--- Exercise input ---
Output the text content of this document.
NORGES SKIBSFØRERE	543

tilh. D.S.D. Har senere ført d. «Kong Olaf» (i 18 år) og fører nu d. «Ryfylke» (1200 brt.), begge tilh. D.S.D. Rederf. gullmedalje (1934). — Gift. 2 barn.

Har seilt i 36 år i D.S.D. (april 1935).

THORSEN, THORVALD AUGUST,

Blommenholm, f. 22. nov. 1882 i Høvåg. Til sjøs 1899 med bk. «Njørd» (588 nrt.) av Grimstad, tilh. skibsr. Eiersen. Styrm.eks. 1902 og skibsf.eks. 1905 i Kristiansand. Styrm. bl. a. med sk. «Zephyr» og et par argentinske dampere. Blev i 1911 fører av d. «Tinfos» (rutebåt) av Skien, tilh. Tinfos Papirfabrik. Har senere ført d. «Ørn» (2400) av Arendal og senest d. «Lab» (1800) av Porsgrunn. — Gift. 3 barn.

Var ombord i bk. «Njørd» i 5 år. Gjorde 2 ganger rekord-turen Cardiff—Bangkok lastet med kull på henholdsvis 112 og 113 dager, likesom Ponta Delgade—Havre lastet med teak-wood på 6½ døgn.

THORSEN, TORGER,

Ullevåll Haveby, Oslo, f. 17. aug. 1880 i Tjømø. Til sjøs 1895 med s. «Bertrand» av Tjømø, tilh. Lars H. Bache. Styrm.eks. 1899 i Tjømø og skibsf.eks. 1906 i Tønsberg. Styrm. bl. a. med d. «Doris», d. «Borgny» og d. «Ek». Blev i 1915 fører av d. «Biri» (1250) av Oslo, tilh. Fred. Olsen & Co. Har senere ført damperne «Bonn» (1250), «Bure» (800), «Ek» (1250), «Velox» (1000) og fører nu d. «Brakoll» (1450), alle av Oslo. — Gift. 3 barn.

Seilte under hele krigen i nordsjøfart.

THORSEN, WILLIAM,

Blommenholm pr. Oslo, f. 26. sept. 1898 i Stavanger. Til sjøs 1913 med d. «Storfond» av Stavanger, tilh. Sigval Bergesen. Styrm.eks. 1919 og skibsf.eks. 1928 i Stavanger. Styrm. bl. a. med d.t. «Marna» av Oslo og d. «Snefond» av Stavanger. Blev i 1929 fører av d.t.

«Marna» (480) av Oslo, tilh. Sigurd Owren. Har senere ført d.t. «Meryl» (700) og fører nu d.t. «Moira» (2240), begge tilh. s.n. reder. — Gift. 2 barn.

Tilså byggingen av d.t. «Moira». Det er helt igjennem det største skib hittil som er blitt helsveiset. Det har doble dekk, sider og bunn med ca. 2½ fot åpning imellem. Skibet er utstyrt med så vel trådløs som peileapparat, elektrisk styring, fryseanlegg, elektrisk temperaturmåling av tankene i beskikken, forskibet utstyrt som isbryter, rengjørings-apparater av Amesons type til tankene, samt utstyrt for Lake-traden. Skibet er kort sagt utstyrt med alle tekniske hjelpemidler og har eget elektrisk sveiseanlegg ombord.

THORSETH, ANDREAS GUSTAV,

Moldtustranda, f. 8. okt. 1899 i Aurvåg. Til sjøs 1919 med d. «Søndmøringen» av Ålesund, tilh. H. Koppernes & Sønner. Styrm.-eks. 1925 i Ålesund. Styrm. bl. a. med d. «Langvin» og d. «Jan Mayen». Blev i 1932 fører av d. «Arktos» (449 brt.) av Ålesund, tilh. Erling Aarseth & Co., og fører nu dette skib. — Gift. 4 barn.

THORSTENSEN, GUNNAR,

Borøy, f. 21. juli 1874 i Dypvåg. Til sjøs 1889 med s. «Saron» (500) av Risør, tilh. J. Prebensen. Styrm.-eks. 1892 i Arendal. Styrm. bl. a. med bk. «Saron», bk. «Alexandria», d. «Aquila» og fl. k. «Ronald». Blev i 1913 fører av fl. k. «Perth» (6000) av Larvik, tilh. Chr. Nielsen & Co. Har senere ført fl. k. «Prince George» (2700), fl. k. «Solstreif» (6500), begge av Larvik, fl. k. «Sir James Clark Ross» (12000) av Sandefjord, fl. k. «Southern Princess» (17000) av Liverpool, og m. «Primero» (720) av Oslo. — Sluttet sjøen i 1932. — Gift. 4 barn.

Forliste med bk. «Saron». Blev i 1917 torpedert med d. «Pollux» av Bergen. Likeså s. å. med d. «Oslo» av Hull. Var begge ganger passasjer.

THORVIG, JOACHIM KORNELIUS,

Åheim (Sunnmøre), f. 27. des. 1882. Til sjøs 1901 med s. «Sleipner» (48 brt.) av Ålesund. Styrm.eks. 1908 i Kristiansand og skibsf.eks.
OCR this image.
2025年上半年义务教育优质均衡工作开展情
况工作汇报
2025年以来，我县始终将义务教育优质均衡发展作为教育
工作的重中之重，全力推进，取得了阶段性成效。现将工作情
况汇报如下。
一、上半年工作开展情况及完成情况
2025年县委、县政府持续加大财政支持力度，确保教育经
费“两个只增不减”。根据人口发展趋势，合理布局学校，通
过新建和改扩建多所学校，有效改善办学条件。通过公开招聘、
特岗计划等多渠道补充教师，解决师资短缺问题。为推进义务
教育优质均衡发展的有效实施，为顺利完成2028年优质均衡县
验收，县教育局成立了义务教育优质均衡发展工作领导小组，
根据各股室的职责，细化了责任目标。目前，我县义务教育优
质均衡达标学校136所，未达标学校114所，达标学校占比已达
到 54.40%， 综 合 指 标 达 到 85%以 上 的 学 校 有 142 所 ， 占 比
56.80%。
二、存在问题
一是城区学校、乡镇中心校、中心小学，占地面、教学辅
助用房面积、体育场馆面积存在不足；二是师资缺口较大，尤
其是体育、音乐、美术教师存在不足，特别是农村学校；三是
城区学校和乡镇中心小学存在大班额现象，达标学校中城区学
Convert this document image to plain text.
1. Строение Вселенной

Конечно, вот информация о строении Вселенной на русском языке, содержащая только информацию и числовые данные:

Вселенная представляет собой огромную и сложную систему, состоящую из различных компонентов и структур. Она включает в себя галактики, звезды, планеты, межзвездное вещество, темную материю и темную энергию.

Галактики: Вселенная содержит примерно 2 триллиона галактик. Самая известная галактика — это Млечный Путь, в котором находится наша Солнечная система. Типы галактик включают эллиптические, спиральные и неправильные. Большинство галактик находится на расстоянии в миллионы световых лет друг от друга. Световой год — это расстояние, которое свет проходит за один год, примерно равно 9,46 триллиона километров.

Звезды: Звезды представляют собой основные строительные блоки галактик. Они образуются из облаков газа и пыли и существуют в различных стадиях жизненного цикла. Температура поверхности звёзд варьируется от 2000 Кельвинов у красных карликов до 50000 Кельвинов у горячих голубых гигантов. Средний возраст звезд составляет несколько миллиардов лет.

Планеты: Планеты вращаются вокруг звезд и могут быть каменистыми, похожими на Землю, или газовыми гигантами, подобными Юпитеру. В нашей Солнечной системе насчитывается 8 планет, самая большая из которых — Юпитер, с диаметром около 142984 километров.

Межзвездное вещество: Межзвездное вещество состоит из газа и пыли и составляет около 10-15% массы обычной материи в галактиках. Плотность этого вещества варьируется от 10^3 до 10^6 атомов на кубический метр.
---
» Aim: Search the entries for the word "различных" and gather every line where it appears.

» The answer:
Вселенная представляет собой огромную и сложную систему, состоящую из различных компонентов и структур. Она включает в себя галактики, звезды, планеты, межзвездное вещество, темную материю и темную энергию.
Звезды: Звезды представляют собой основные строительные блоки галактик. Они образуются из облаков газа и пыли и существуют в различных стадиях жизненного цикла. Температура поверхности звёзд варьируется от 2000 Кельвинов у красных карликов до 50000 Кельвинов у горячих голубых гигантов. Средний возраст звезд составляет несколько миллиардов лет.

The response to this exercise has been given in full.